● Fragmento del texto

- - - -

Por Justo Pedro Castellanos.
Insatisfecho y burlado, el pueblo dominicano tomaba las calles nuevamente. Un grupo de honestos militares dominicanos conocidos como los "constitucionalistas", había dado a la luz la conspiración que fraguaba desde hacía dos años en defensa del gobierno y de la Constitución de 1963. El pueblo, originalmente no invitado al evento, no sólo hizo coro gigantesco y dio su apoyo sino que, además, sin permiso ni aviso previo, asumió el protágónico papel que le correspondía, toda vez que él había llevado a Juan Bosch al poder y elegido a los constituyentes de 1963. Era el 24 de abril de 1965, sábado en la tarde.
El gobierno del presidente Bosch, primero electo democráticamente en más de tres décadas de vida republicana, duró tan solo siete meses, repletos, por demas, de encarnizadas intrigas y atropellos de todo tipo contra el gobierno y el pueblo dominicanos. Al final, el 25 de septiembre, "Bosch era -en palabras de Piero Gleijeses- un prisionero en el Palacio Presidencial. (...) El interludio democrático había concluído. Al amanecer, los líderes de seis partidos ‘democráticos' se dirigían velozmente hacia el Palacio a través de las desiertas calles de la capital, para arrojarse allí, como chacales, sobre el cadáver del Gobierno que tan valientemente habían contribuído a liquidar" (La crisis dominicana, p. 97).
Entre los militares, sin embargo, "unos pocos oficiales" (Gleijeses, p. 114) se habían opuesto "sinceramente a cualquier golpe" (ibíd.) y habían adelantado esfuerzos, primero para evitarlo y, luego, para deshacerlo y restablecer el régimen derrocado. En esas estaban, cuando una noche de diciembre de 1964, su líder, el teniente coronel Rafael Fernández Domínguez, -según Hamlet Hermann,"el más lúcido de los militares patriotas que ha conocido la República Dominicana en su historia moderna" (Francis Caamaño, p. 117)-, contactó al coronel Francisco Caamaño Deñó y recibió de este la respuesta que buscaba: "Rafaelito, cuenta conmigo. Donde tú mueras, muero yo" (Hermann, p. 128).

- - - -

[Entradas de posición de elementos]
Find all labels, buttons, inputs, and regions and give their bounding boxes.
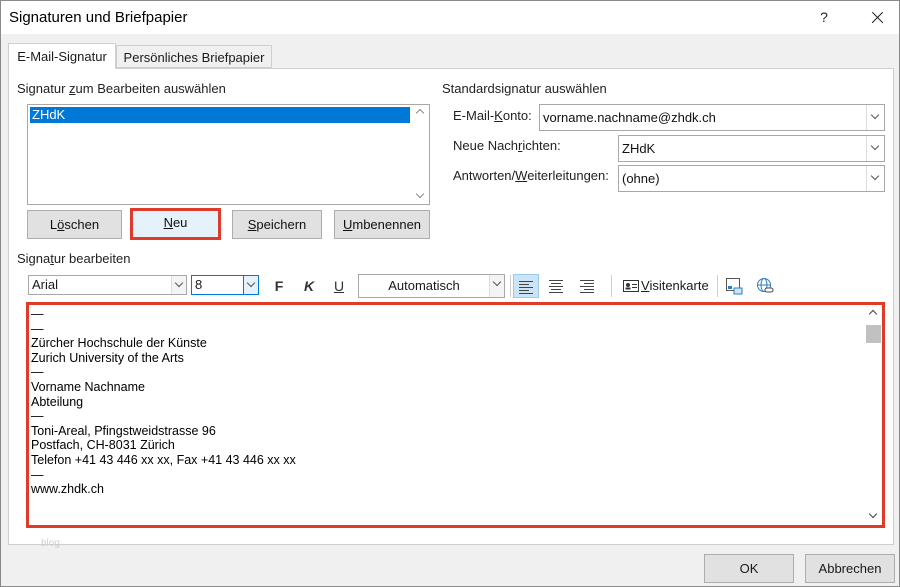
- font-size-value: 8: [195, 277, 203, 292]
- default-signature-label: Standardsignatur auswählen: [442, 81, 607, 96]
- bold-button[interactable]: F: [269, 274, 289, 298]
- signature-text[interactable]: — — Zürcher Hochschule der Künste Zurich…: [31, 307, 296, 497]
- chevron-down-icon[interactable]: [489, 275, 504, 297]
- chevron-down-icon[interactable]: [866, 136, 884, 161]
- align-left-button[interactable]: [513, 274, 539, 298]
- hyperlink-icon[interactable]: [756, 277, 774, 295]
- editor-line: Abteilung: [31, 394, 84, 409]
- italic-button[interactable]: K: [299, 274, 319, 298]
- list-scrollbar[interactable]: [412, 105, 429, 204]
- scroll-up-icon[interactable]: [868, 309, 878, 319]
- delete-button[interactable]: Löschen: [27, 210, 122, 239]
- insert-picture-icon[interactable]: [725, 277, 743, 295]
- title-bar: Signaturen und Briefpapier ?: [1, 1, 899, 34]
- tab-personal-stationery[interactable]: Persönliches Briefpapier: [116, 45, 272, 68]
- edit-signature-label: Signatur bearbeiten: [17, 251, 131, 266]
- editor-line: —: [31, 307, 44, 321]
- replies-value: (ohne): [622, 171, 660, 186]
- editor-line: Telefon +41 43 446 xx xx, Fax +41 43 446…: [31, 452, 296, 467]
- font-color-select[interactable]: Automatisch: [358, 274, 505, 298]
- chevron-down-icon[interactable]: [243, 276, 258, 294]
- editor-line: Vorname Nachname: [31, 379, 145, 394]
- chevron-down-icon[interactable]: [866, 105, 884, 130]
- scroll-up-icon[interactable]: [415, 108, 425, 118]
- toolbar-separator: [611, 275, 612, 297]
- ok-button[interactable]: OK: [704, 554, 794, 583]
- font-value: Arial: [32, 277, 59, 292]
- align-center-button[interactable]: [543, 274, 569, 298]
- business-card-button[interactable]: Visitenkarte: [621, 274, 711, 298]
- save-button[interactable]: Speichern: [232, 210, 322, 239]
- email-account-select[interactable]: vorname.nachname@zhdk.ch: [539, 104, 885, 131]
- editor-line: Toni-Areal, Pfingstweidstrasse 96: [31, 423, 216, 438]
- watermark: blog: [41, 538, 60, 549]
- scroll-down-icon[interactable]: [868, 509, 878, 519]
- scroll-down-icon[interactable]: [415, 189, 425, 199]
- editor-line: Zürcher Hochschule der Künste: [31, 336, 207, 351]
- tab-label-accel: P: [123, 50, 133, 65]
- font-size-select[interactable]: 8: [191, 275, 259, 295]
- scroll-thumb[interactable]: [866, 325, 881, 343]
- email-account-value: vorname.nachname@zhdk.ch: [543, 110, 716, 125]
- align-right-button[interactable]: [573, 274, 599, 298]
- editor-scrollbar[interactable]: [865, 305, 882, 525]
- cancel-button[interactable]: Abbrechen: [805, 554, 895, 583]
- new-button[interactable]: Neu: [130, 208, 221, 240]
- close-icon[interactable]: [859, 5, 895, 31]
- business-card-label: Visitenkarte: [641, 278, 709, 293]
- replies-select[interactable]: (ohne): [618, 165, 885, 192]
- editor-line: —: [31, 409, 44, 424]
- editor-line: Postfach, CH-8031 Zürich: [31, 438, 175, 453]
- underline-button[interactable]: U: [329, 274, 349, 298]
- business-card-icon: [623, 280, 639, 292]
- editor-line: —: [31, 321, 44, 336]
- tab-label: ersönliches Briefpapier: [132, 50, 265, 65]
- replies-label: Antworten/Weiterleitungen:: [453, 168, 609, 183]
- tab-email-signature[interactable]: E-Mail-Signatur: [8, 43, 116, 69]
- tab-label: -Mail-Signatur: [25, 49, 107, 64]
- select-signature-label: Signatur zum Bearbeiten auswählen: [17, 81, 226, 96]
- window-title: Signaturen und Briefpapier: [9, 9, 188, 26]
- signature-editor[interactable]: — — Zürcher Hochschule der Künste Zurich…: [26, 302, 885, 528]
- new-messages-value: ZHdK: [622, 141, 656, 156]
- email-account-label: E-Mail-Konto:: [453, 108, 532, 123]
- chevron-down-icon[interactable]: [171, 276, 186, 294]
- rename-button[interactable]: Umbenennen: [334, 210, 430, 239]
- signature-list[interactable]: ZHdK: [27, 104, 430, 205]
- list-item[interactable]: ZHdK: [30, 107, 410, 123]
- editor-line: —: [31, 365, 44, 380]
- chevron-down-icon[interactable]: [866, 166, 884, 191]
- editor-line: www.zhdk.ch: [31, 482, 104, 497]
- help-button[interactable]: ?: [807, 5, 841, 31]
- new-messages-select[interactable]: ZHdK: [618, 135, 885, 162]
- font-color-value: Automatisch: [388, 278, 460, 293]
- toolbar-separator: [510, 275, 511, 297]
- editor-line: Zurich University of the Arts: [31, 350, 184, 365]
- tab-label-accel: E: [17, 49, 26, 64]
- font-select[interactable]: Arial: [28, 275, 187, 295]
- signatures-dialog: Signaturen und Briefpapier ? E-Mail-Sign…: [0, 0, 900, 587]
- toolbar-separator: [717, 275, 718, 297]
- new-messages-label: Neue Nachrichten:: [453, 138, 561, 153]
- editor-line: —: [31, 467, 44, 482]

- - - -

● Instrucciones
Según el fragmento del texto, ¿cuánto tiempo duró el gobierno del presidente Bosch?

● Respuesta del ejercicio
Duró tan solo siete meses.